Some lines of these records may hold the word "this"; state how many, using only the number.

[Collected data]
* * * * * * *

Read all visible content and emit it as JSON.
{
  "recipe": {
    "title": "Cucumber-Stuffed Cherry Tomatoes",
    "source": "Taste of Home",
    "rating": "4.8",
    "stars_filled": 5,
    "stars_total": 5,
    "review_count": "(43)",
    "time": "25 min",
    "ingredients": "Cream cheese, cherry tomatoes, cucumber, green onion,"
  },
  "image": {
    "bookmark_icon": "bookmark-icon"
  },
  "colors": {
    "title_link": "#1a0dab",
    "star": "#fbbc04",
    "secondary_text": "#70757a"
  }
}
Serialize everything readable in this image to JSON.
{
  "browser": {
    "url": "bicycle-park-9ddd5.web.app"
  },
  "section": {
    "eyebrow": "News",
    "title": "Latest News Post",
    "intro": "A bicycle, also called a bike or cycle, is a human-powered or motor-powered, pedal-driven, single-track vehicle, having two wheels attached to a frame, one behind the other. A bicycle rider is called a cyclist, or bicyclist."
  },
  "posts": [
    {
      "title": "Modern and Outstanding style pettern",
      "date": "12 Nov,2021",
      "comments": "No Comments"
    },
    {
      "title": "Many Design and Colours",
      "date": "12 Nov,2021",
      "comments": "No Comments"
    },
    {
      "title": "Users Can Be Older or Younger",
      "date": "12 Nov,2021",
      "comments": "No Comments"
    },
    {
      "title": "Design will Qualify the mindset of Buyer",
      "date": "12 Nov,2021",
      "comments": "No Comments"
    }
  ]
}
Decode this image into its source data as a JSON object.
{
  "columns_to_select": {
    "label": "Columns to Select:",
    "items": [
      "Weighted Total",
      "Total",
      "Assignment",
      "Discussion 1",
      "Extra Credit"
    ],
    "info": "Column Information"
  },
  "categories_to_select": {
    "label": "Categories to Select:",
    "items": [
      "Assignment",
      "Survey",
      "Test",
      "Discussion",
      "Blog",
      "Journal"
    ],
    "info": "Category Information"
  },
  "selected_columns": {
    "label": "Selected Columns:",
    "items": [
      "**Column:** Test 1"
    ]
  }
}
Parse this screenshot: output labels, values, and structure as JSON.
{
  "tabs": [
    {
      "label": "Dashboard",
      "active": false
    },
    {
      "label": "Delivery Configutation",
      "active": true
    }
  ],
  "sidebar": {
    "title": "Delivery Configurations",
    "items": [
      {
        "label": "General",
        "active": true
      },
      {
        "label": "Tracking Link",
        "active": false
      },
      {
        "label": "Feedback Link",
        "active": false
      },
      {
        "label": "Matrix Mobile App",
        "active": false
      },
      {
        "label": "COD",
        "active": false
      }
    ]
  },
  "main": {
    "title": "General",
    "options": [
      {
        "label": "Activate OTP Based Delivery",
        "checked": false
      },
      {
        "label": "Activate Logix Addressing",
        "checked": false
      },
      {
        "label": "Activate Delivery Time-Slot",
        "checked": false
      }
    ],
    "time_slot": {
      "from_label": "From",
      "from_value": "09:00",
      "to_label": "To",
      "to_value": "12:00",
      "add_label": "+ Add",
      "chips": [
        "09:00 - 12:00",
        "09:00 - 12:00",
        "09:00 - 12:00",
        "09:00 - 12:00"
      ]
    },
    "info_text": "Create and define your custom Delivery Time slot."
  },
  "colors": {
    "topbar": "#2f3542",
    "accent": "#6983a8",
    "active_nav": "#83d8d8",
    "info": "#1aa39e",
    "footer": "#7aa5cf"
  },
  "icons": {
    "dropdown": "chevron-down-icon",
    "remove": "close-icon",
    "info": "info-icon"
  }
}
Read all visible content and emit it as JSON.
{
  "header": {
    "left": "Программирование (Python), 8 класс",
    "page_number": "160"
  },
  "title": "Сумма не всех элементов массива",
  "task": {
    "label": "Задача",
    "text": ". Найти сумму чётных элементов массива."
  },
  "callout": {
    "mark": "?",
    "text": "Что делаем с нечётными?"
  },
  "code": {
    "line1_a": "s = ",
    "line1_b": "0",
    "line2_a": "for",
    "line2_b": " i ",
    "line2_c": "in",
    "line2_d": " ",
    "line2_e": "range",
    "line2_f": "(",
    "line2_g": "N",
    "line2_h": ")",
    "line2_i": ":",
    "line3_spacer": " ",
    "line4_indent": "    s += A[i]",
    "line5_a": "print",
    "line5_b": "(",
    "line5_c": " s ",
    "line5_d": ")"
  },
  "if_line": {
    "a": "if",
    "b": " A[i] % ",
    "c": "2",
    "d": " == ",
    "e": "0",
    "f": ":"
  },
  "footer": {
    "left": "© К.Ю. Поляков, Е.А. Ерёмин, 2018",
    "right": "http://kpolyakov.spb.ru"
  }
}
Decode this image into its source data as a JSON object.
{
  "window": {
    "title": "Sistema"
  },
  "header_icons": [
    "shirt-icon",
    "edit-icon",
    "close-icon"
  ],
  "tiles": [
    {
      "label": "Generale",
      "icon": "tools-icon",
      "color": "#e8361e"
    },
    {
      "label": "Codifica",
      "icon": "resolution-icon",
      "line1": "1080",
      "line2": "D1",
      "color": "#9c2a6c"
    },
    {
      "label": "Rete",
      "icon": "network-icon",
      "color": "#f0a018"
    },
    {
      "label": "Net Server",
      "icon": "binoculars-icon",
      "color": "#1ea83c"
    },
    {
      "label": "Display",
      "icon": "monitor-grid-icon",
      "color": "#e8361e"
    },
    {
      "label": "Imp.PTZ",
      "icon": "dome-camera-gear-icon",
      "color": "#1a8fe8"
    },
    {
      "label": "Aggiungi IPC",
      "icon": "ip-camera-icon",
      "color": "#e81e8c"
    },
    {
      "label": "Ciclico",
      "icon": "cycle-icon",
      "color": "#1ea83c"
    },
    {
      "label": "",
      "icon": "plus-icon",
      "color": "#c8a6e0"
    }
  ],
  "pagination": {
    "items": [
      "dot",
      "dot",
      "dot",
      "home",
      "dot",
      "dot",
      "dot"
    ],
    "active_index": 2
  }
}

* * * * * * *

→ **The result**: 4